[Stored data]
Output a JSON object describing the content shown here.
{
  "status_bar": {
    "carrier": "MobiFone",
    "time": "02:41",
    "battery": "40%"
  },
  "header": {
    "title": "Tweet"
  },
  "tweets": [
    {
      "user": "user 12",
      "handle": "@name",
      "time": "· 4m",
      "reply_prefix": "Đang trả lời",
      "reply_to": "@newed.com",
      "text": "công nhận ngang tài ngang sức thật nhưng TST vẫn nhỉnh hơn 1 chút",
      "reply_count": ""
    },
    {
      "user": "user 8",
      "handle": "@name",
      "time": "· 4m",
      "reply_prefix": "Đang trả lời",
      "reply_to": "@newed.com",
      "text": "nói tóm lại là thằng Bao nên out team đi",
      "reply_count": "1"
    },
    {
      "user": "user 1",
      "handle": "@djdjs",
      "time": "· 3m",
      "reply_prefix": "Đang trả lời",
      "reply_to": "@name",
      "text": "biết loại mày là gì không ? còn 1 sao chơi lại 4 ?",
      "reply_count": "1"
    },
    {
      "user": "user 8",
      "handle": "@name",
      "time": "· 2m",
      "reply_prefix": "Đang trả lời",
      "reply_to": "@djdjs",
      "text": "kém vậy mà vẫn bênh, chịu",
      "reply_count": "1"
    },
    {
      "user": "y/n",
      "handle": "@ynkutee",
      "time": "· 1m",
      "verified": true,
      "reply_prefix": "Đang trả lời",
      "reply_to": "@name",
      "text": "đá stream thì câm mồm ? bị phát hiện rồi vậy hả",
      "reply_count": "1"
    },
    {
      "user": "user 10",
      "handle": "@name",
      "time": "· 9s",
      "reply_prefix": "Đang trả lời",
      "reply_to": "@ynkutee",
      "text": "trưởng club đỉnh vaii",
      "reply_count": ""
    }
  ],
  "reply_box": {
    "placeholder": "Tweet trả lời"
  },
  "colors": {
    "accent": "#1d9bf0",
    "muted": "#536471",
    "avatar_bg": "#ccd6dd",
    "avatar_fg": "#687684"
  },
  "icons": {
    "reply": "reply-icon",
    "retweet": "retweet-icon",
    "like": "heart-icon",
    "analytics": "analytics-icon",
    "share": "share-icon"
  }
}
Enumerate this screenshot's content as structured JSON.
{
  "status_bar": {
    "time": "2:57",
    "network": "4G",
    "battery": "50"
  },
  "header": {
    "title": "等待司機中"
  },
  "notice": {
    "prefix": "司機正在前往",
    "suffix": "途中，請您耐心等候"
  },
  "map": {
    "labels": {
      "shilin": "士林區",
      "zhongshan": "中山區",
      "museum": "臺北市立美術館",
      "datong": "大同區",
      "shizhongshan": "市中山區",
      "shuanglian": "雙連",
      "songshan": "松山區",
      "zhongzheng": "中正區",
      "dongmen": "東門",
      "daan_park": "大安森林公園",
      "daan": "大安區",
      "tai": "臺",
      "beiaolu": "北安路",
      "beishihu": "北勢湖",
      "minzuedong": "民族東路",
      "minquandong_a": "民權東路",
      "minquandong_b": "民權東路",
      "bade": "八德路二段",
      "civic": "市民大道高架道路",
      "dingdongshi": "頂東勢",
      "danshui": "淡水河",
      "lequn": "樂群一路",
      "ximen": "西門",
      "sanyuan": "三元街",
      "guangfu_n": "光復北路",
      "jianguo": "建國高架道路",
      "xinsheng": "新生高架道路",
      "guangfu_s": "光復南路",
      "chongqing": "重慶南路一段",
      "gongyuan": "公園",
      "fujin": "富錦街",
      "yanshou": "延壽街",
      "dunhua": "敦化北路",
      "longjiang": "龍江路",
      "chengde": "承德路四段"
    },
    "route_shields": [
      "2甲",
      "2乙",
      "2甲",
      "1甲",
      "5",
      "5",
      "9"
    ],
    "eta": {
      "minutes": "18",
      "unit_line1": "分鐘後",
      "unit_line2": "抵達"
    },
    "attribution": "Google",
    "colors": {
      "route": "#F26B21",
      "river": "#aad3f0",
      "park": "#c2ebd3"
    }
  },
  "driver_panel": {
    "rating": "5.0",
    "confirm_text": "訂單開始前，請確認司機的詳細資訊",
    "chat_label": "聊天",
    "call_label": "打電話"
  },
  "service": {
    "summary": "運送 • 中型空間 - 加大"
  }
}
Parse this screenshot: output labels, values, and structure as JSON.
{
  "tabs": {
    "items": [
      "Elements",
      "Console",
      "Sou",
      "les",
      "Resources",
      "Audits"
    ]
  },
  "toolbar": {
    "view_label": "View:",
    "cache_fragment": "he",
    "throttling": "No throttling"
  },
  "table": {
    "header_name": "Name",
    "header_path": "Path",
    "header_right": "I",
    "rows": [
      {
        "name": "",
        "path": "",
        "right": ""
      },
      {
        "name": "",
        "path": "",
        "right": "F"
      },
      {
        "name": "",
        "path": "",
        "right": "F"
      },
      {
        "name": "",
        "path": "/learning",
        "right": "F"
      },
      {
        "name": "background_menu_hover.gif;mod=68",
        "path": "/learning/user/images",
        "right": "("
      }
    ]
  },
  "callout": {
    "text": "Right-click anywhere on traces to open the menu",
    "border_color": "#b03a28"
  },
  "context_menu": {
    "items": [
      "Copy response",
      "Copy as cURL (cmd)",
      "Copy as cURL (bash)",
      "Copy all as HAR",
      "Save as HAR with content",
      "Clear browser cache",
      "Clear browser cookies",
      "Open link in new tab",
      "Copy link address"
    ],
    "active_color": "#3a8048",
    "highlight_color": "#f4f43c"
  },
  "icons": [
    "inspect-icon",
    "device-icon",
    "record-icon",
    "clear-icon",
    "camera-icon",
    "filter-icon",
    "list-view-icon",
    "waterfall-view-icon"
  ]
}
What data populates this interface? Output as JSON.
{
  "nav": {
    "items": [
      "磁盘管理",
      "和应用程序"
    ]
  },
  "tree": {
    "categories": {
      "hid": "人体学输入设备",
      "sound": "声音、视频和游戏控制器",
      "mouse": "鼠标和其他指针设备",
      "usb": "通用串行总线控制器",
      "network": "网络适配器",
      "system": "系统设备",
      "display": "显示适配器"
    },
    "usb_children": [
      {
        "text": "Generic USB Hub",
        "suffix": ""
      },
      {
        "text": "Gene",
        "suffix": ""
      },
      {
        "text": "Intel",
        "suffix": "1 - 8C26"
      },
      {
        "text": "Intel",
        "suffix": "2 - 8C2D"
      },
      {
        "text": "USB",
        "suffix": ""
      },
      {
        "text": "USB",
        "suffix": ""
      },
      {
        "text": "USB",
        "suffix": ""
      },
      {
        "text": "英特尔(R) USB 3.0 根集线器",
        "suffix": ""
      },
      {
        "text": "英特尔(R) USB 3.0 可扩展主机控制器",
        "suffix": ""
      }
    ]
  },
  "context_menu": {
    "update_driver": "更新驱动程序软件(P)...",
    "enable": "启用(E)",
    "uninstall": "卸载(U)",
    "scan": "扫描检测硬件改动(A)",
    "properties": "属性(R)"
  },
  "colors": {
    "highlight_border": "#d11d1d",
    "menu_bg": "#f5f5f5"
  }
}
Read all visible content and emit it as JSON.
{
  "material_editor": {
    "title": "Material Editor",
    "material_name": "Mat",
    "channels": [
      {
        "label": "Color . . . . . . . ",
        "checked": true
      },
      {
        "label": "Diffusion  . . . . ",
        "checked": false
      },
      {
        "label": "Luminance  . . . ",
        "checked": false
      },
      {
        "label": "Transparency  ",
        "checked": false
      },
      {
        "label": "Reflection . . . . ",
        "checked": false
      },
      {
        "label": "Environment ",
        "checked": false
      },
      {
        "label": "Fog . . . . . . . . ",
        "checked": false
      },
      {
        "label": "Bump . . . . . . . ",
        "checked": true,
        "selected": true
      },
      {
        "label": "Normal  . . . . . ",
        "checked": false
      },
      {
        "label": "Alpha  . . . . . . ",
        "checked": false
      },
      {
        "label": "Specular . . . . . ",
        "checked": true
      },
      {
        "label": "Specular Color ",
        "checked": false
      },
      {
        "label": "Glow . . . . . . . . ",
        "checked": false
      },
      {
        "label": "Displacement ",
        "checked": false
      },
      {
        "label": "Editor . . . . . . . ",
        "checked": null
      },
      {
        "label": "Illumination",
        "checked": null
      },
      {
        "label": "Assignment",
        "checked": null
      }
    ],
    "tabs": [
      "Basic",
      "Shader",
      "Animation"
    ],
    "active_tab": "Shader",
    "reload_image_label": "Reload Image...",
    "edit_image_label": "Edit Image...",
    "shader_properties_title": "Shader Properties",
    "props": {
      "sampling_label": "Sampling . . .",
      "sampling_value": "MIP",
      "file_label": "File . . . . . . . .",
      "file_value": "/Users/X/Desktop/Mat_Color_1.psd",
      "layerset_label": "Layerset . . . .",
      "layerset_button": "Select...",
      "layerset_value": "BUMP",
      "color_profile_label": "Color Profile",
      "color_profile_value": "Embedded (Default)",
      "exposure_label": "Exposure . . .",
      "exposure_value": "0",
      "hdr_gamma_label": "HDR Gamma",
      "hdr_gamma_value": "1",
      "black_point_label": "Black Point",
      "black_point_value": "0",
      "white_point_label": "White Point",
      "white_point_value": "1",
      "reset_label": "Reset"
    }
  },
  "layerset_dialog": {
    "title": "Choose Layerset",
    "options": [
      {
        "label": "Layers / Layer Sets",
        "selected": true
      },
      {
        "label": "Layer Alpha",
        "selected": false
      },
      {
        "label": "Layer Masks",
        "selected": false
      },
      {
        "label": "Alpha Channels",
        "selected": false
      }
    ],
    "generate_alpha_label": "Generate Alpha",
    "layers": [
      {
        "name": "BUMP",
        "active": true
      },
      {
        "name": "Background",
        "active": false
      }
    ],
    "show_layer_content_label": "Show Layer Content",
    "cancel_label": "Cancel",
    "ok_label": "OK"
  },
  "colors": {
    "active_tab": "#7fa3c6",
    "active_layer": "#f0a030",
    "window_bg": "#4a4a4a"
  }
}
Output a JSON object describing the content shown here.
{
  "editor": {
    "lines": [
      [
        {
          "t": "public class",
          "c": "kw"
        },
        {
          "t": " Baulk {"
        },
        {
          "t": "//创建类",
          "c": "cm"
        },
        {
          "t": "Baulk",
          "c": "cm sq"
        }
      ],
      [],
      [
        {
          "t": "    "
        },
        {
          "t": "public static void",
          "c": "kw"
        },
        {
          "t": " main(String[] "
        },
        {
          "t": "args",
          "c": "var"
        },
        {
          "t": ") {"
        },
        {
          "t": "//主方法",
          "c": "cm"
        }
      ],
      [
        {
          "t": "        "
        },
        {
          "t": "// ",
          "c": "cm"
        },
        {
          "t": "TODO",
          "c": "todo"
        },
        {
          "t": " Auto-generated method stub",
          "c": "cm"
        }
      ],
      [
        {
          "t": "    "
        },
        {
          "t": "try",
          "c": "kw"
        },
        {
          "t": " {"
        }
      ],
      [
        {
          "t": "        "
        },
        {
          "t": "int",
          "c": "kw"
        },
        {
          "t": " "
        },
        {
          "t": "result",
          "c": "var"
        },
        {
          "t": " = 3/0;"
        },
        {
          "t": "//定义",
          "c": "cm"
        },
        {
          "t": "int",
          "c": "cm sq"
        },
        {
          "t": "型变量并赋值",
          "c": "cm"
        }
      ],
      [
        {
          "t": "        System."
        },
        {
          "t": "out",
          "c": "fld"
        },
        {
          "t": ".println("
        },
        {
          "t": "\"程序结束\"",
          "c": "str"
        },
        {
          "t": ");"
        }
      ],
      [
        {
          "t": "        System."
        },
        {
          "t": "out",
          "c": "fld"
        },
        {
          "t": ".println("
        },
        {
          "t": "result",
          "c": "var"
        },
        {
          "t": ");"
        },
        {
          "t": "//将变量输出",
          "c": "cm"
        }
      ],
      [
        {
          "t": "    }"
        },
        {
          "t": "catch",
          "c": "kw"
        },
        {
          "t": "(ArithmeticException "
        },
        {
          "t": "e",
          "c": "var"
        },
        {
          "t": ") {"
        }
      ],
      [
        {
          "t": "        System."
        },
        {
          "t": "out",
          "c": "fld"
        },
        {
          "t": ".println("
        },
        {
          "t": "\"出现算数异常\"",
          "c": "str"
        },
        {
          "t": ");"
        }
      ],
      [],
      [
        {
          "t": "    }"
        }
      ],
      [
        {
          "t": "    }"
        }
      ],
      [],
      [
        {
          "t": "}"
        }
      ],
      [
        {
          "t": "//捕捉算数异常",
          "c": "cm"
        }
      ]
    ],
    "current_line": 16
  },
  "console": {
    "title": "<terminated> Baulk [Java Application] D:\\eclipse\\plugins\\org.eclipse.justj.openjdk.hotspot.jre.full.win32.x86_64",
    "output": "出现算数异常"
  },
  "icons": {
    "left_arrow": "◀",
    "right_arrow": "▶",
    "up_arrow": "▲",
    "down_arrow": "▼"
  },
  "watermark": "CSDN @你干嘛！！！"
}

- [Task instructions]: Where a line in the entries holds "Specular", copy that line.

- [Solution to this task]:
        "label": "Specular . . . . . ",
        "label": "Specular Color ",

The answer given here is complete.